(Data records)
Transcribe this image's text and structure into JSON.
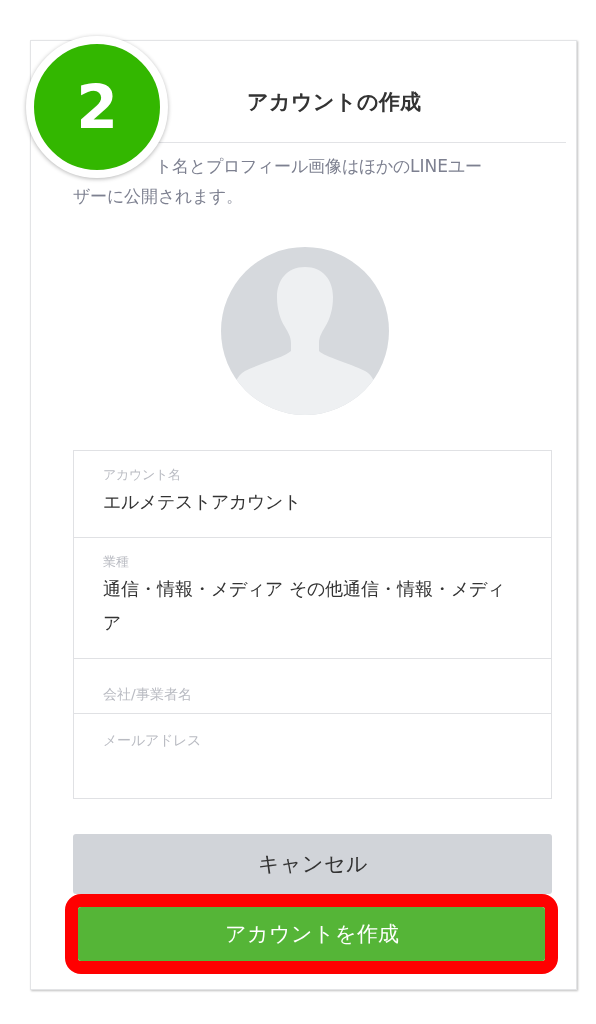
{
  "step_badge": "2",
  "title": "アカウントの作成",
  "notice_lines": [
    "ト名とプロフィール画像はほかのLINEユー",
    "ザーに公開されます。"
  ],
  "avatar": {
    "kind": "placeholder"
  },
  "fields": [
    {
      "kind": "filled",
      "label": "アカウント名",
      "value": "エルメテストアカウント"
    },
    {
      "kind": "filled",
      "label": "業種",
      "value": "通信・情報・メディア その他通信・情報・メディア"
    },
    {
      "kind": "empty",
      "placeholder": "会社/事業者名"
    },
    {
      "kind": "multiline",
      "placeholder": "メールアドレス"
    }
  ],
  "buttons": [
    {
      "kind": "cancel",
      "label": "キャンセル",
      "highlighted": false
    },
    {
      "kind": "primary",
      "label": "アカウントを作成",
      "highlighted": true
    }
  ]
}
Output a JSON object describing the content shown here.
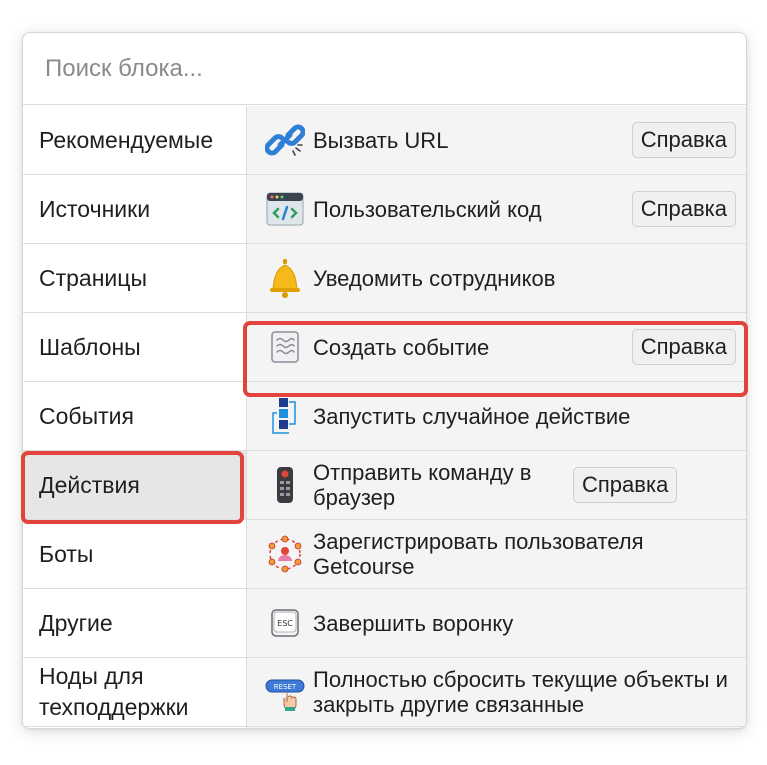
{
  "search": {
    "placeholder": "Поиск блока..."
  },
  "sidebar": {
    "items": [
      {
        "label": "Рекомендуемые"
      },
      {
        "label": "Источники"
      },
      {
        "label": "Страницы"
      },
      {
        "label": "Шаблоны"
      },
      {
        "label": "События"
      },
      {
        "label": "Действия",
        "active": true
      },
      {
        "label": "Боты"
      },
      {
        "label": "Другие"
      },
      {
        "label": "Ноды для техподдержки"
      }
    ]
  },
  "actions": {
    "help_label": "Справка",
    "items": [
      {
        "label": "Вызвать URL",
        "icon": "link-icon",
        "help": true
      },
      {
        "label": "Пользовательский код",
        "icon": "code-window-icon",
        "help": true
      },
      {
        "label": "Уведомить сотрудников",
        "icon": "bell-icon",
        "help": false
      },
      {
        "label": "Создать событие",
        "icon": "event-waves-icon",
        "help": true
      },
      {
        "label": "Запустить случайное действие",
        "icon": "random-blocks-icon",
        "help": false
      },
      {
        "label": "Отправить команду в браузер",
        "icon": "remote-control-icon",
        "help": true
      },
      {
        "label": "Зарегистрировать пользователя Getcourse",
        "icon": "user-network-icon",
        "help": false
      },
      {
        "label": "Завершить воронку",
        "icon": "esc-key-icon",
        "help": false
      },
      {
        "label": "Полностью сбросить текущие объекты и закрыть другие связанные",
        "icon": "reset-button-icon",
        "help": false
      }
    ]
  },
  "colors": {
    "highlight": "#e0443a",
    "active_bg": "#e6e6e6",
    "content_bg": "#f4f4f5"
  }
}
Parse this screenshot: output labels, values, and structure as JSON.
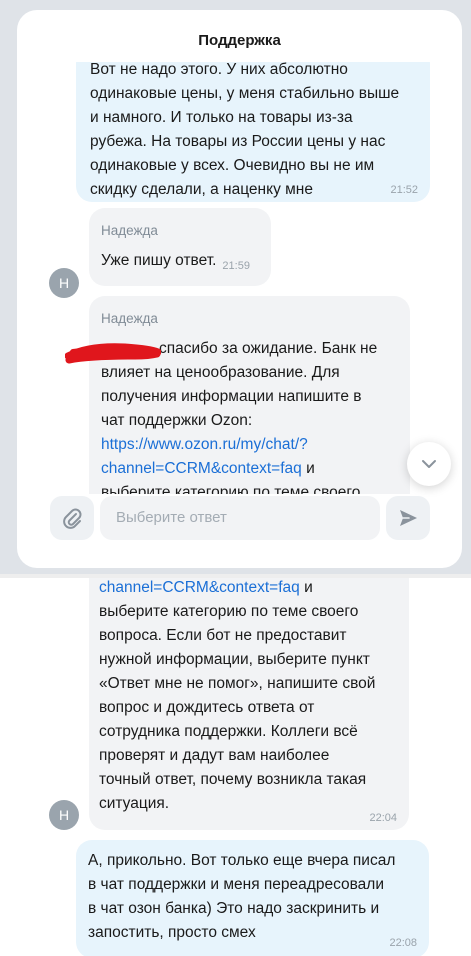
{
  "header": {
    "title": "Поддержка"
  },
  "messages": {
    "m1": {
      "lines": [
        "Вот не надо этого. У них абсолютно",
        "одинаковые цены, у меня стабильно выше",
        "и намного. И только на товары из-за",
        "рубежа. На товары из России цены у нас",
        "одинаковые у всех. Очевидно вы не им",
        "скидку сделали, а наценку мне"
      ],
      "time": "21:52"
    },
    "m2": {
      "sender": "Надежда",
      "avatar": "Н",
      "text": "Уже пишу ответ.",
      "time": "21:59"
    },
    "m3": {
      "sender": "Надежда",
      "lines": [
        "спасибо за ожидание. Банк не",
        "влияет на ценообразование. Для",
        "получения информации напишите в",
        "чат поддержки Ozon:"
      ],
      "link1": "https://www.ozon.ru/my/chat/?",
      "link2": "channel=CCRM&context=faq",
      "link_tail": " и",
      "cut_line": "выберите категорию по теме своего"
    },
    "m3_continued": {
      "link": "channel=CCRM&context=faq",
      "link_tail": " и",
      "lines": [
        "выберите категорию по теме своего",
        "вопроса. Если бот не предоставит",
        "нужной информации, выберите пункт",
        "«Ответ мне не помог», напишите свой",
        "вопрос и дождитесь ответа от",
        "сотрудника поддержки. Коллеги всё",
        "проверят и дадут вам наиболее",
        "точный ответ, почему возникла такая",
        "ситуация."
      ],
      "avatar": "Н",
      "time": "22:04"
    },
    "m4": {
      "lines": [
        "А, прикольно. Вот только еще вчера писал",
        "в чат поддержки и меня переадресовали",
        "в чат озон банка) Это надо заскринить и",
        "запостить, просто смех"
      ],
      "time": "22:08"
    }
  },
  "composer": {
    "placeholder": "Выберите ответ"
  },
  "icons": {
    "attach": "paperclip-icon",
    "send": "send-arrow-icon",
    "scroll": "chevron-down-icon",
    "redaction": "red-scribble"
  },
  "colors": {
    "outgoing_bubble": "#e7f4fc",
    "incoming_bubble": "#f2f3f5",
    "link": "#1b6fd6",
    "redaction": "#e0161c"
  }
}
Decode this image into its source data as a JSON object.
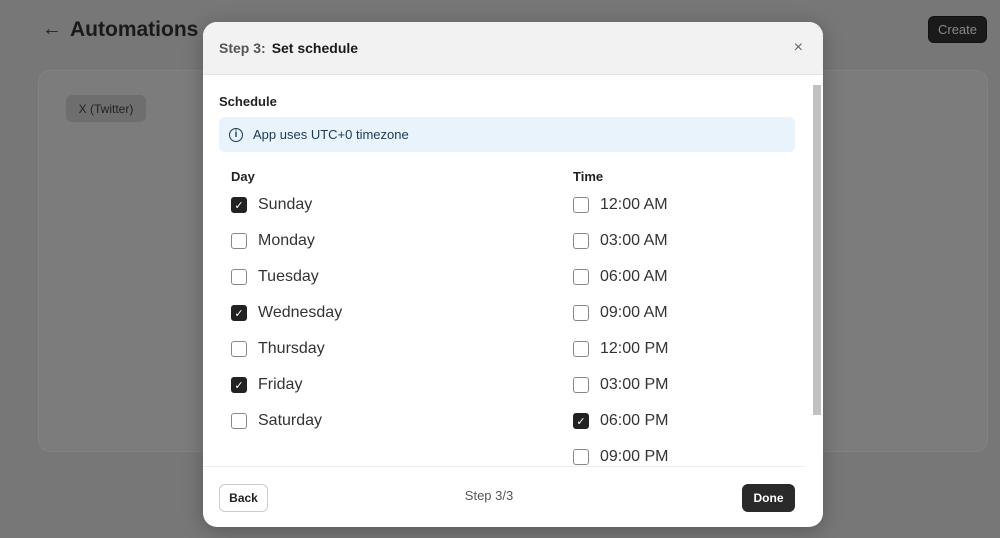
{
  "page": {
    "title": "Automations",
    "create_label": "Create",
    "chip": "X (Twitter)"
  },
  "modal": {
    "step": "Step 3:",
    "title": "Set schedule",
    "close": "×",
    "section": "Schedule",
    "info": "App uses UTC+0 timezone",
    "day_header": "Day",
    "time_header": "Time",
    "days": [
      {
        "label": "Sunday",
        "checked": true
      },
      {
        "label": "Monday",
        "checked": false
      },
      {
        "label": "Tuesday",
        "checked": false
      },
      {
        "label": "Wednesday",
        "checked": true
      },
      {
        "label": "Thursday",
        "checked": false
      },
      {
        "label": "Friday",
        "checked": true
      },
      {
        "label": "Saturday",
        "checked": false
      }
    ],
    "times": [
      {
        "label": "12:00 AM",
        "checked": false
      },
      {
        "label": "03:00 AM",
        "checked": false
      },
      {
        "label": "06:00 AM",
        "checked": false
      },
      {
        "label": "09:00 AM",
        "checked": false
      },
      {
        "label": "12:00 PM",
        "checked": false
      },
      {
        "label": "03:00 PM",
        "checked": false
      },
      {
        "label": "06:00 PM",
        "checked": true
      },
      {
        "label": "09:00 PM",
        "checked": false
      }
    ],
    "footer": {
      "back": "Back",
      "step_count": "Step 3/3",
      "done": "Done"
    }
  }
}
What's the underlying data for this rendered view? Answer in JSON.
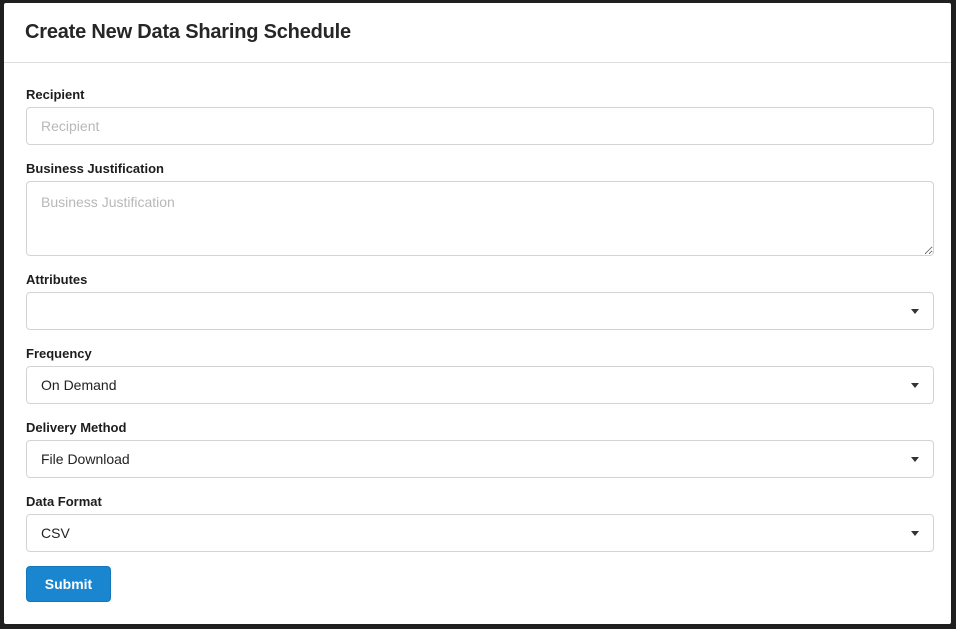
{
  "modal": {
    "title": "Create New Data Sharing Schedule"
  },
  "form": {
    "recipient": {
      "label": "Recipient",
      "placeholder": "Recipient",
      "value": ""
    },
    "business_justification": {
      "label": "Business Justification",
      "placeholder": "Business Justification",
      "value": ""
    },
    "attributes": {
      "label": "Attributes",
      "selected": ""
    },
    "frequency": {
      "label": "Frequency",
      "selected": "On Demand"
    },
    "delivery_method": {
      "label": "Delivery Method",
      "selected": "File Download"
    },
    "data_format": {
      "label": "Data Format",
      "selected": "CSV"
    },
    "submit_label": "Submit"
  },
  "icons": {
    "dropdown": "chevron-down-icon"
  },
  "colors": {
    "primary_button": "#1b86d0",
    "border": "#d3d3d3",
    "placeholder": "#b8b8b8"
  }
}
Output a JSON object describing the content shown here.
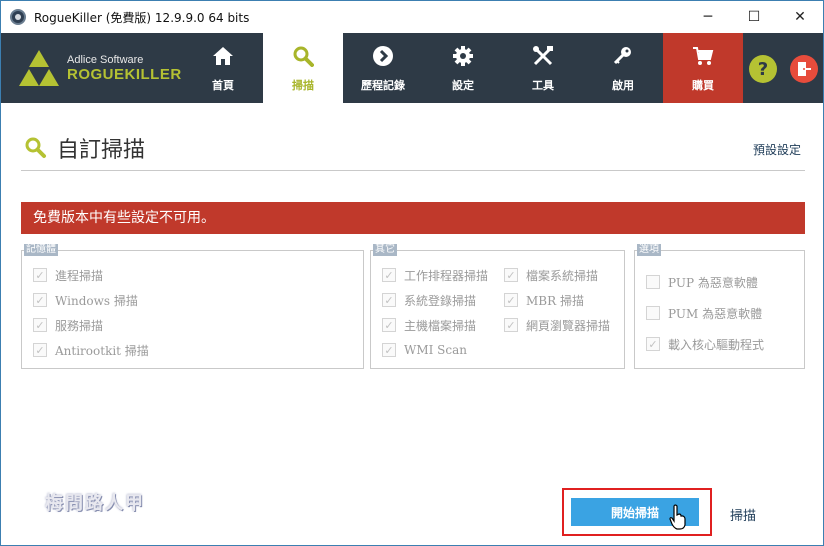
{
  "window": {
    "title": "RogueKiller (免費版) 12.9.9.0 64 bits",
    "controls": {
      "minimize": "─",
      "maximize": "☐",
      "close": "✕"
    }
  },
  "brand": {
    "company": "Adlice Software",
    "product": "ROGUEKILLER"
  },
  "nav": {
    "tabs": [
      {
        "label": "首頁",
        "icon": "home-icon"
      },
      {
        "label": "掃描",
        "icon": "search-icon",
        "active": true
      },
      {
        "label": "歷程記錄",
        "icon": "chevron-right-icon"
      },
      {
        "label": "設定",
        "icon": "gear-icon"
      },
      {
        "label": "工具",
        "icon": "tools-icon"
      },
      {
        "label": "啟用",
        "icon": "key-icon"
      },
      {
        "label": "購買",
        "icon": "cart-icon"
      }
    ],
    "help": "?",
    "exit": "exit-icon"
  },
  "page": {
    "title": "自訂掃描",
    "defaults_link": "預設設定",
    "warning": "免費版本中有些設定不可用。"
  },
  "groups": {
    "memory": {
      "title": "記憶體",
      "items": [
        "進程掃描",
        "Windows 掃描",
        "服務掃描",
        "Antirootkit 掃描"
      ]
    },
    "other": {
      "title": "其它",
      "items": [
        "工作排程器掃描",
        "系統登錄掃描",
        "主機檔案掃描",
        "WMI Scan",
        "檔案系統掃描",
        "MBR 掃描",
        "網頁瀏覽器掃描"
      ]
    },
    "options": {
      "title": "選項",
      "items": [
        {
          "label": "PUP 為惡意軟體",
          "checked": false
        },
        {
          "label": "PUM 為惡意軟體",
          "checked": false
        },
        {
          "label": "載入核心驅動程式",
          "checked": true
        }
      ]
    }
  },
  "footer": {
    "watermark": "梅問路人甲",
    "start_button": "開始掃描",
    "scan_link": "掃描"
  },
  "colors": {
    "nav_bg": "#2e3a46",
    "accent": "#b5c233",
    "buy": "#c0392b",
    "warning": "#c0392b",
    "start": "#3aa3e3"
  }
}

=== THE TASK ===
Copy each line of the records above that carries the word "информации".

=== OUTPUT FOR THIS EXERCISE ===
        "получения информации напишите в",
        "нужной информации, выберите пункт",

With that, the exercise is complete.